» EXERCISE REQUIREMENTS: Search the data for the word "NormalMap" and copy every line where it occurs.

» DATA LISTING:
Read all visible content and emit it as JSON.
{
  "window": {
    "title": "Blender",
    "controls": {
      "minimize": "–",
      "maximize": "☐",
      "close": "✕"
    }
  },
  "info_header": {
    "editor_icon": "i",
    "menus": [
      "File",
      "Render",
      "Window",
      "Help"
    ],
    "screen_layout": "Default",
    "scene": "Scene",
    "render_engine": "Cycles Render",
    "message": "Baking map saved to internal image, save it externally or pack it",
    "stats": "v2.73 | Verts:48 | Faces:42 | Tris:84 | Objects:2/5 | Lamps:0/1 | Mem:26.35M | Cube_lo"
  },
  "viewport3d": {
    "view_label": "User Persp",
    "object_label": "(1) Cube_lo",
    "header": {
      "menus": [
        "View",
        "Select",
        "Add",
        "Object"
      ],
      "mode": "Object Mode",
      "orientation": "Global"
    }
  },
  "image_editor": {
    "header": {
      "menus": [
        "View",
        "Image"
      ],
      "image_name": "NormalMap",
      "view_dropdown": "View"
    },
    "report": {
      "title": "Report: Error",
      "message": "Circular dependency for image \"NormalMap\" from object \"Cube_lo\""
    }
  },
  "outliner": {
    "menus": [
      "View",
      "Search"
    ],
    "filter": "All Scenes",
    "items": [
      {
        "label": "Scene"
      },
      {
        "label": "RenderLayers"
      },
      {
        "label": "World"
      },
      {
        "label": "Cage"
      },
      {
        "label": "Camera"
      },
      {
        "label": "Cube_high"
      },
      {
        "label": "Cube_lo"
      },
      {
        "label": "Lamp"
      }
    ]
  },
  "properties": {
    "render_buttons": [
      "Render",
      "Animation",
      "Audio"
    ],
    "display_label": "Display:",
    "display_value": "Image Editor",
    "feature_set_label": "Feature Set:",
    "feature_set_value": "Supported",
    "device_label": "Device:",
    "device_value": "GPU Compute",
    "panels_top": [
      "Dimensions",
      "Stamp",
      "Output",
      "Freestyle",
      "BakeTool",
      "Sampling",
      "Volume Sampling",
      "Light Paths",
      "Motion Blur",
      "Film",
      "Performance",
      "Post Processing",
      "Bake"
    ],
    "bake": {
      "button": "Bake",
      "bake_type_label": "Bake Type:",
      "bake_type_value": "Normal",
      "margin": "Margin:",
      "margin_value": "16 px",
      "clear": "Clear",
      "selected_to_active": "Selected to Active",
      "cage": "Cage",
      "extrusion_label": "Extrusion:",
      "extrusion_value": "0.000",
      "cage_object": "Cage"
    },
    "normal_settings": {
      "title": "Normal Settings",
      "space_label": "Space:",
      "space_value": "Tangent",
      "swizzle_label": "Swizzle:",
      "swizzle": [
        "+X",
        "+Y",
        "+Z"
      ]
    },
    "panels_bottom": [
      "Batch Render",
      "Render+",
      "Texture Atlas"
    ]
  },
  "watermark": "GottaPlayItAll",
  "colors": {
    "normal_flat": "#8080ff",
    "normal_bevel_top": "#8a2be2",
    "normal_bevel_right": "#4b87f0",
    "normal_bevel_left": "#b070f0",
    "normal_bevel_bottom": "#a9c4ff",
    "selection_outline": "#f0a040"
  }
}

» CORRECT RESPONSE:
      "image_name": "NormalMap",
      "message": "Circular dependency for image \"NormalMap\" from object \"Cube_lo\""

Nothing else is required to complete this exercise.